* [Exercise goal]: Write out the data again exactly, skipping every picture.

* [Data for this exercise]:
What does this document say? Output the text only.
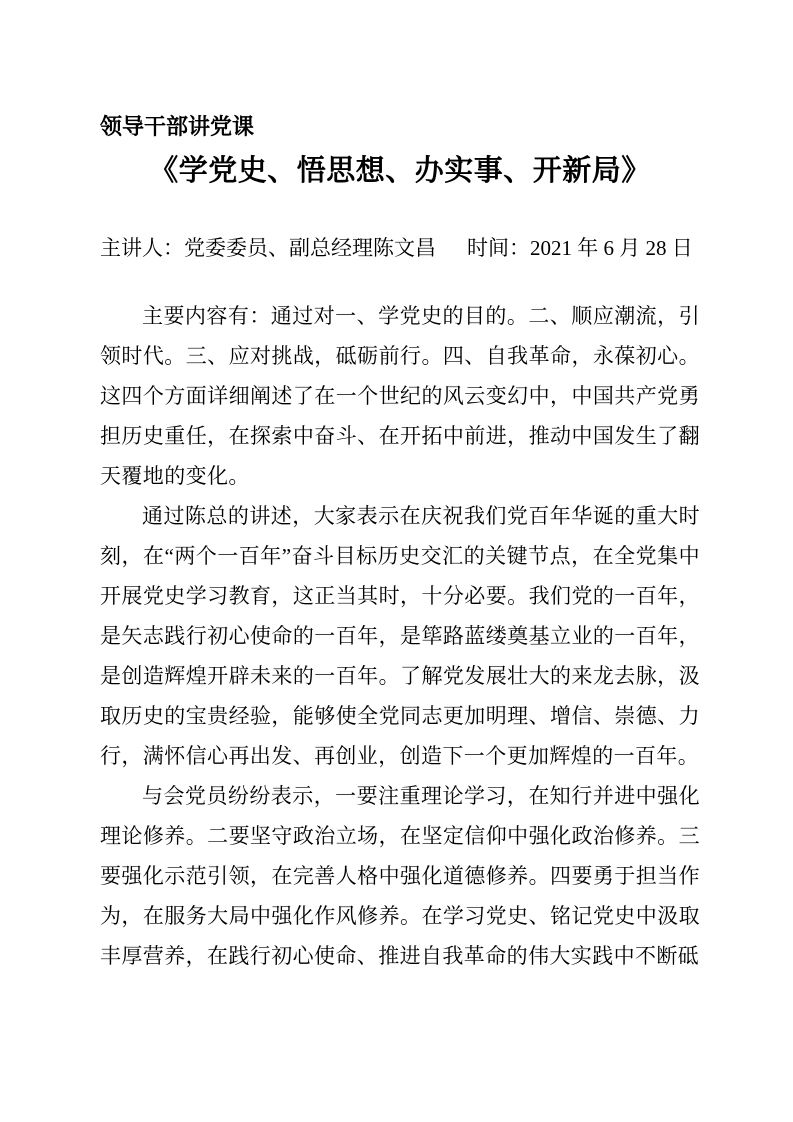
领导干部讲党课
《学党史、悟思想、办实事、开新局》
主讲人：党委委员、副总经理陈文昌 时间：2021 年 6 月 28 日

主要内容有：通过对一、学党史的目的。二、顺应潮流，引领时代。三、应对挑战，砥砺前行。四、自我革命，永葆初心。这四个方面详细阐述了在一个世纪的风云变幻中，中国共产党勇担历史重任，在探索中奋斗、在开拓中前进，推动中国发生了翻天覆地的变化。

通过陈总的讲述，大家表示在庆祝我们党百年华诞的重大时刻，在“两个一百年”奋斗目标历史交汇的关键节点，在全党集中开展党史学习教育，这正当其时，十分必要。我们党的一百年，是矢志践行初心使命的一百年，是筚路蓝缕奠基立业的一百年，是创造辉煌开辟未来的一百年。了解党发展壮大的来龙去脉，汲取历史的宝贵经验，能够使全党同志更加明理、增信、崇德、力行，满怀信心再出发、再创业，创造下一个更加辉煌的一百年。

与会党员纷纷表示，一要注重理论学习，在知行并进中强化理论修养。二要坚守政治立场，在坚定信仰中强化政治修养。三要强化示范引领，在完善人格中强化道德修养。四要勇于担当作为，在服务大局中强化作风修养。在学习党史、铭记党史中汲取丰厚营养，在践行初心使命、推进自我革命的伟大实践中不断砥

* [Full output]:
What does this document say? Output the text only.
领导干部讲党课
《学党史、悟思想、办实事、开新局》
主讲人：党委委员、副总经理陈文昌 时间：2021 年 6 月 28 日

主要内容有：通过对一、学党史的目的。二、顺应潮流，引领时代。三、应对挑战，砥砺前行。四、自我革命，永葆初心。这四个方面详细阐述了在一个世纪的风云变幻中，中国共产党勇担历史重任，在探索中奋斗、在开拓中前进，推动中国发生了翻天覆地的变化。

通过陈总的讲述，大家表示在庆祝我们党百年华诞的重大时刻，在“两个一百年”奋斗目标历史交汇的关键节点，在全党集中开展党史学习教育，这正当其时，十分必要。我们党的一百年，是矢志践行初心使命的一百年，是筚路蓝缕奠基立业的一百年，是创造辉煌开辟未来的一百年。了解党发展壮大的来龙去脉，汲取历史的宝贵经验，能够使全党同志更加明理、增信、崇德、力行，满怀信心再出发、再创业，创造下一个更加辉煌的一百年。

与会党员纷纷表示，一要注重理论学习，在知行并进中强化理论修养。二要坚守政治立场，在坚定信仰中强化政治修养。三要强化示范引领，在完善人格中强化道德修养。四要勇于担当作为，在服务大局中强化作风修养。在学习党史、铭记党史中汲取丰厚营养，在践行初心使命、推进自我革命的伟大实践中不断砥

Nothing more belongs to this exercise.